(Entries taken from a collection)
/---

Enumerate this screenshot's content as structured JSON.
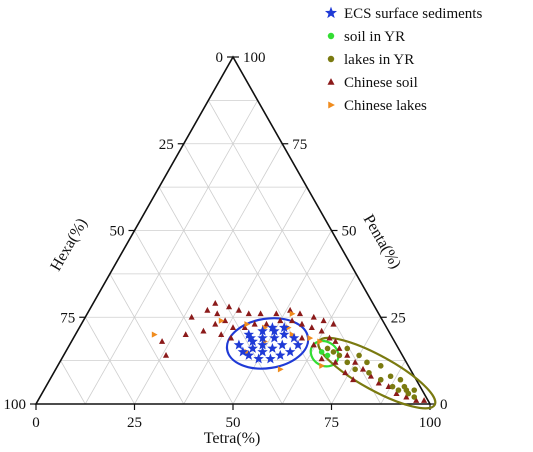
{
  "chart_data": {
    "type": "ternary-scatter",
    "title": "",
    "axes": {
      "tetra": {
        "label": "Tetra(%)",
        "range": [
          0,
          100
        ],
        "ticks": [
          "0",
          "25",
          "50",
          "75",
          "100"
        ]
      },
      "penta": {
        "label": "Penta(%)",
        "range": [
          0,
          100
        ],
        "ticks": [
          "0",
          "25",
          "50",
          "75",
          "100"
        ]
      },
      "hexa": {
        "label": "Hexa(%)",
        "range": [
          0,
          100
        ],
        "ticks": [
          "0",
          "25",
          "50",
          "75",
          "100"
        ]
      }
    },
    "grid": true,
    "legend_position": "top-right",
    "series": [
      {
        "name": "ECS surface sediments",
        "marker": "star",
        "color": "#1f3ad6",
        "points": [
          [
            43,
            17,
            40
          ],
          [
            45,
            15,
            40
          ],
          [
            47,
            14,
            39
          ],
          [
            50,
            13,
            37
          ],
          [
            53,
            13,
            34
          ],
          [
            55,
            14,
            31
          ],
          [
            57,
            15,
            28
          ],
          [
            58,
            17,
            25
          ],
          [
            56,
            19,
            25
          ],
          [
            53,
            20,
            27
          ],
          [
            50,
            21,
            29
          ],
          [
            47,
            21,
            32
          ],
          [
            44,
            20,
            36
          ],
          [
            46,
            18,
            36
          ],
          [
            49,
            17,
            34
          ],
          [
            52,
            16,
            32
          ],
          [
            54,
            17,
            29
          ],
          [
            51,
            19,
            30
          ],
          [
            48,
            19,
            33
          ],
          [
            45,
            19,
            36
          ],
          [
            50,
            15,
            35
          ],
          [
            49,
            22,
            29
          ],
          [
            52,
            22,
            26
          ],
          [
            47,
            16,
            37
          ]
        ]
      },
      {
        "name": "soil in YR",
        "marker": "circle",
        "color": "#33dd33",
        "points": [
          [
            65,
            15,
            20
          ],
          [
            67,
            14,
            19
          ]
        ]
      },
      {
        "name": "lakes in YR",
        "marker": "circle",
        "color": "#7a7a10",
        "points": [
          [
            66,
            16,
            18
          ],
          [
            68,
            15,
            17
          ],
          [
            70,
            14,
            16
          ],
          [
            71,
            16,
            13
          ],
          [
            73,
            12,
            15
          ],
          [
            75,
            14,
            11
          ],
          [
            76,
            10,
            14
          ],
          [
            78,
            12,
            10
          ],
          [
            80,
            9,
            11
          ],
          [
            82,
            11,
            7
          ],
          [
            84,
            7,
            9
          ],
          [
            86,
            8,
            6
          ],
          [
            88,
            5,
            7
          ],
          [
            89,
            7,
            4
          ],
          [
            90,
            4,
            6
          ],
          [
            91,
            5,
            4
          ],
          [
            92,
            4,
            4
          ],
          [
            93,
            3,
            4
          ],
          [
            94,
            4,
            2
          ],
          [
            95,
            2,
            3
          ]
        ]
      },
      {
        "name": "Chinese soil",
        "marker": "triangle",
        "color": "#8b1a1a",
        "points": [
          [
            27,
            25,
            48
          ],
          [
            30,
            27,
            43
          ],
          [
            33,
            26,
            41
          ],
          [
            36,
            24,
            40
          ],
          [
            39,
            22,
            39
          ],
          [
            42,
            22,
            36
          ],
          [
            44,
            23,
            33
          ],
          [
            47,
            23,
            30
          ],
          [
            50,
            24,
            26
          ],
          [
            53,
            24,
            23
          ],
          [
            56,
            23,
            21
          ],
          [
            59,
            22,
            19
          ],
          [
            62,
            21,
            17
          ],
          [
            65,
            19,
            16
          ],
          [
            67,
            18,
            15
          ],
          [
            69,
            16,
            15
          ],
          [
            72,
            14,
            14
          ],
          [
            75,
            12,
            13
          ],
          [
            78,
            10,
            12
          ],
          [
            81,
            8,
            11
          ],
          [
            84,
            6,
            10
          ],
          [
            87,
            5,
            8
          ],
          [
            90,
            3,
            7
          ],
          [
            93,
            2,
            5
          ],
          [
            96,
            1,
            3
          ],
          [
            98,
            1,
            1
          ],
          [
            31,
            29,
            40
          ],
          [
            35,
            28,
            37
          ],
          [
            38,
            27,
            35
          ],
          [
            41,
            26,
            33
          ],
          [
            44,
            26,
            30
          ],
          [
            48,
            26,
            26
          ],
          [
            51,
            27,
            22
          ],
          [
            54,
            26,
            20
          ],
          [
            58,
            25,
            17
          ],
          [
            61,
            24,
            15
          ],
          [
            64,
            23,
            13
          ],
          [
            34,
            23,
            43
          ],
          [
            37,
            20,
            43
          ],
          [
            40,
            19,
            41
          ],
          [
            28,
            20,
            52
          ],
          [
            32,
            21,
            47
          ],
          [
            23,
            18,
            59
          ],
          [
            26,
            14,
            60
          ],
          [
            58,
            19,
            23
          ],
          [
            62,
            17,
            21
          ],
          [
            66,
            13,
            21
          ],
          [
            70,
            12,
            18
          ],
          [
            74,
            9,
            17
          ],
          [
            77,
            7,
            16
          ]
        ]
      },
      {
        "name": "Chinese lakes",
        "marker": "right-triangle",
        "color": "#f08c1e",
        "points": [
          [
            20,
            20,
            60
          ],
          [
            35,
            24,
            41
          ],
          [
            42,
            23,
            35
          ],
          [
            47,
            22,
            31
          ],
          [
            53,
            22,
            25
          ],
          [
            55,
            20,
            25
          ],
          [
            60,
            19,
            21
          ],
          [
            49,
            18,
            33
          ],
          [
            46,
            15,
            39
          ],
          [
            57,
            10,
            33
          ],
          [
            63,
            18,
            19
          ],
          [
            67,
            11,
            22
          ],
          [
            52,
            26,
            22
          ]
        ]
      }
    ],
    "annotations": [
      {
        "shape": "ellipse",
        "color": "#1f3ad6",
        "encloses": "ECS surface sediments"
      },
      {
        "shape": "ellipse",
        "color": "#33dd33",
        "encloses": "soil in YR"
      },
      {
        "shape": "ellipse",
        "color": "#7a7a10",
        "encloses": "lakes in YR"
      }
    ]
  }
}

\---

# What is expected
Copy out all lines above that include the string "name".

# Solution to this task
        "name": "ECS surface sediments",
        "name": "soil in YR",
        "name": "lakes in YR",
        "name": "Chinese soil",
        "name": "Chinese lakes",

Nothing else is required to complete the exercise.